• [Exercise objective] Write the records out again, precisely as they stand.

• [Records provided]
━━━━━━━━━━━━━━━━━━━━

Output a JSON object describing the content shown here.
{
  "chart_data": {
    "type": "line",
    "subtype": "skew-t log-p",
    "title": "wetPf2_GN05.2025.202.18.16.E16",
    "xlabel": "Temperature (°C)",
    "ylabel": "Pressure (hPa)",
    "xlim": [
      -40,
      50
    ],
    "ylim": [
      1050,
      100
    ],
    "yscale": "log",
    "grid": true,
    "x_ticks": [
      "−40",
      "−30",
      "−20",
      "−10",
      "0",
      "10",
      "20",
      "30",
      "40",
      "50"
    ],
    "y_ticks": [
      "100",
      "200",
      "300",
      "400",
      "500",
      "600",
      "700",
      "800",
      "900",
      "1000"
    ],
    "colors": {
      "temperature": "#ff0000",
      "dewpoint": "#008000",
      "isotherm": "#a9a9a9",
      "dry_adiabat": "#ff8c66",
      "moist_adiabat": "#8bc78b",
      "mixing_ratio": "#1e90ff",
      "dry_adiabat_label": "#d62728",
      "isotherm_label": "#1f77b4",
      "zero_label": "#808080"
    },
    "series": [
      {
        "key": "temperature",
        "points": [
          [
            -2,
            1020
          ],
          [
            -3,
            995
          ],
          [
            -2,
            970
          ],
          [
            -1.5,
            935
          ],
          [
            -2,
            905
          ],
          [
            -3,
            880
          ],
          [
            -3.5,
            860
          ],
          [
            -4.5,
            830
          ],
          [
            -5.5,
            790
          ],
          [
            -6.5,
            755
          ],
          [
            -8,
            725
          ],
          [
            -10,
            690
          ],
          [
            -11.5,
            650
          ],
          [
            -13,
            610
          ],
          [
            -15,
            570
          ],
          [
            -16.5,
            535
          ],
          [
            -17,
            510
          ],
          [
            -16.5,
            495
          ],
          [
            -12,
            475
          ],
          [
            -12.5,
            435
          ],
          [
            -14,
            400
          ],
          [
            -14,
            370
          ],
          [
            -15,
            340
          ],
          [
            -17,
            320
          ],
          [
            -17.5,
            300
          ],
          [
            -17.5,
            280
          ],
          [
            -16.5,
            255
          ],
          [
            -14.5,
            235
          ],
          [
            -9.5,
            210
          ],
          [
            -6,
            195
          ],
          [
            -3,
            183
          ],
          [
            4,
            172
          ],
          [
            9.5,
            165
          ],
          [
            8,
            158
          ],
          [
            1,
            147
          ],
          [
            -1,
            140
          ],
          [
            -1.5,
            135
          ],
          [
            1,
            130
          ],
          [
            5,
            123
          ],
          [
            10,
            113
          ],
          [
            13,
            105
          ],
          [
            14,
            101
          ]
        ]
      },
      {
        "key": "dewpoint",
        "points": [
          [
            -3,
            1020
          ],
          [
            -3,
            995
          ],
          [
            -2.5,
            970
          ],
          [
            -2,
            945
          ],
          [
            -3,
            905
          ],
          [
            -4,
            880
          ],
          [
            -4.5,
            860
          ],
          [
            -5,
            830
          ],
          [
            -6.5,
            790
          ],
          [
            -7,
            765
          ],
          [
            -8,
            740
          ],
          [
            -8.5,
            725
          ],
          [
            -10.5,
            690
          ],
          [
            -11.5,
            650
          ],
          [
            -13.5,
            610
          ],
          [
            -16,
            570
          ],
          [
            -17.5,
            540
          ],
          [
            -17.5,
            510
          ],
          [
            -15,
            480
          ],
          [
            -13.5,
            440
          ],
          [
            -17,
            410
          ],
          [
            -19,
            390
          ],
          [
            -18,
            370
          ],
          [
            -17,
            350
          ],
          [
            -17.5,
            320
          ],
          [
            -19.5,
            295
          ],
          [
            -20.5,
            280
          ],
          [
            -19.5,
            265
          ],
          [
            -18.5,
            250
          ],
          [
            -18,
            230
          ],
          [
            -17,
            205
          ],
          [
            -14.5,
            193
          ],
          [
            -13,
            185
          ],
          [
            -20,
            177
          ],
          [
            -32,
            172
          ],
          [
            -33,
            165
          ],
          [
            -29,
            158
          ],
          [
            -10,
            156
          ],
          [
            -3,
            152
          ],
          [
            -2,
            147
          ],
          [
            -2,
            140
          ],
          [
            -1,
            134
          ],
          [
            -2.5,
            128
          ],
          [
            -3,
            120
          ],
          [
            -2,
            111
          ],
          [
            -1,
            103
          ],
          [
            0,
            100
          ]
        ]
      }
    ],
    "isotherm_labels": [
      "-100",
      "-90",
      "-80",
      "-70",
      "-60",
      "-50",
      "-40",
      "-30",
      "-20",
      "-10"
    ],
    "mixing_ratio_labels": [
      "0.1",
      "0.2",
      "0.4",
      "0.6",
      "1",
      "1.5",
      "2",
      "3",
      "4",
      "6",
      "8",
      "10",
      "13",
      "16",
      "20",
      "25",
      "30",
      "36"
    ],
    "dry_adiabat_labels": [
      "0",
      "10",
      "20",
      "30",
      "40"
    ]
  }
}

━━━━━━━━━━━━━━━━━━━━

• [Correct response]
Output a JSON object describing the content shown here.
{
  "chart_data": {
    "type": "line",
    "subtype": "skew-t log-p",
    "title": "wetPf2_GN05.2025.202.18.16.E16",
    "xlabel": "Temperature (°C)",
    "ylabel": "Pressure (hPa)",
    "xlim": [
      -40,
      50
    ],
    "ylim": [
      1050,
      100
    ],
    "yscale": "log",
    "grid": true,
    "x_ticks": [
      "−40",
      "−30",
      "−20",
      "−10",
      "0",
      "10",
      "20",
      "30",
      "40",
      "50"
    ],
    "y_ticks": [
      "100",
      "200",
      "300",
      "400",
      "500",
      "600",
      "700",
      "800",
      "900",
      "1000"
    ],
    "colors": {
      "temperature": "#ff0000",
      "dewpoint": "#008000",
      "isotherm": "#a9a9a9",
      "dry_adiabat": "#ff8c66",
      "moist_adiabat": "#8bc78b",
      "mixing_ratio": "#1e90ff",
      "dry_adiabat_label": "#d62728",
      "isotherm_label": "#1f77b4",
      "zero_label": "#808080"
    },
    "series": [
      {
        "key": "temperature",
        "points": [
          [
            -2,
            1020
          ],
          [
            -3,
            995
          ],
          [
            -2,
            970
          ],
          [
            -1.5,
            935
          ],
          [
            -2,
            905
          ],
          [
            -3,
            880
          ],
          [
            -3.5,
            860
          ],
          [
            -4.5,
            830
          ],
          [
            -5.5,
            790
          ],
          [
            -6.5,
            755
          ],
          [
            -8,
            725
          ],
          [
            -10,
            690
          ],
          [
            -11.5,
            650
          ],
          [
            -13,
            610
          ],
          [
            -15,
            570
          ],
          [
            -16.5,
            535
          ],
          [
            -17,
            510
          ],
          [
            -16.5,
            495
          ],
          [
            -12,
            475
          ],
          [
            -12.5,
            435
          ],
          [
            -14,
            400
          ],
          [
            -14,
            370
          ],
          [
            -15,
            340
          ],
          [
            -17,
            320
          ],
          [
            -17.5,
            300
          ],
          [
            -17.5,
            280
          ],
          [
            -16.5,
            255
          ],
          [
            -14.5,
            235
          ],
          [
            -9.5,
            210
          ],
          [
            -6,
            195
          ],
          [
            -3,
            183
          ],
          [
            4,
            172
          ],
          [
            9.5,
            165
          ],
          [
            8,
            158
          ],
          [
            1,
            147
          ],
          [
            -1,
            140
          ],
          [
            -1.5,
            135
          ],
          [
            1,
            130
          ],
          [
            5,
            123
          ],
          [
            10,
            113
          ],
          [
            13,
            105
          ],
          [
            14,
            101
          ]
        ]
      },
      {
        "key": "dewpoint",
        "points": [
          [
            -3,
            1020
          ],
          [
            -3,
            995
          ],
          [
            -2.5,
            970
          ],
          [
            -2,
            945
          ],
          [
            -3,
            905
          ],
          [
            -4,
            880
          ],
          [
            -4.5,
            860
          ],
          [
            -5,
            830
          ],
          [
            -6.5,
            790
          ],
          [
            -7,
            765
          ],
          [
            -8,
            740
          ],
          [
            -8.5,
            725
          ],
          [
            -10.5,
            690
          ],
          [
            -11.5,
            650
          ],
          [
            -13.5,
            610
          ],
          [
            -16,
            570
          ],
          [
            -17.5,
            540
          ],
          [
            -17.5,
            510
          ],
          [
            -15,
            480
          ],
          [
            -13.5,
            440
          ],
          [
            -17,
            410
          ],
          [
            -19,
            390
          ],
          [
            -18,
            370
          ],
          [
            -17,
            350
          ],
          [
            -17.5,
            320
          ],
          [
            -19.5,
            295
          ],
          [
            -20.5,
            280
          ],
          [
            -19.5,
            265
          ],
          [
            -18.5,
            250
          ],
          [
            -18,
            230
          ],
          [
            -17,
            205
          ],
          [
            -14.5,
            193
          ],
          [
            -13,
            185
          ],
          [
            -20,
            177
          ],
          [
            -32,
            172
          ],
          [
            -33,
            165
          ],
          [
            -29,
            158
          ],
          [
            -10,
            156
          ],
          [
            -3,
            152
          ],
          [
            -2,
            147
          ],
          [
            -2,
            140
          ],
          [
            -1,
            134
          ],
          [
            -2.5,
            128
          ],
          [
            -3,
            120
          ],
          [
            -2,
            111
          ],
          [
            -1,
            103
          ],
          [
            0,
            100
          ]
        ]
      }
    ],
    "isotherm_labels": [
      "-100",
      "-90",
      "-80",
      "-70",
      "-60",
      "-50",
      "-40",
      "-30",
      "-20",
      "-10"
    ],
    "mixing_ratio_labels": [
      "0.1",
      "0.2",
      "0.4",
      "0.6",
      "1",
      "1.5",
      "2",
      "3",
      "4",
      "6",
      "8",
      "10",
      "13",
      "16",
      "20",
      "25",
      "30",
      "36"
    ],
    "dry_adiabat_labels": [
      "0",
      "10",
      "20",
      "30",
      "40"
    ]
  }
}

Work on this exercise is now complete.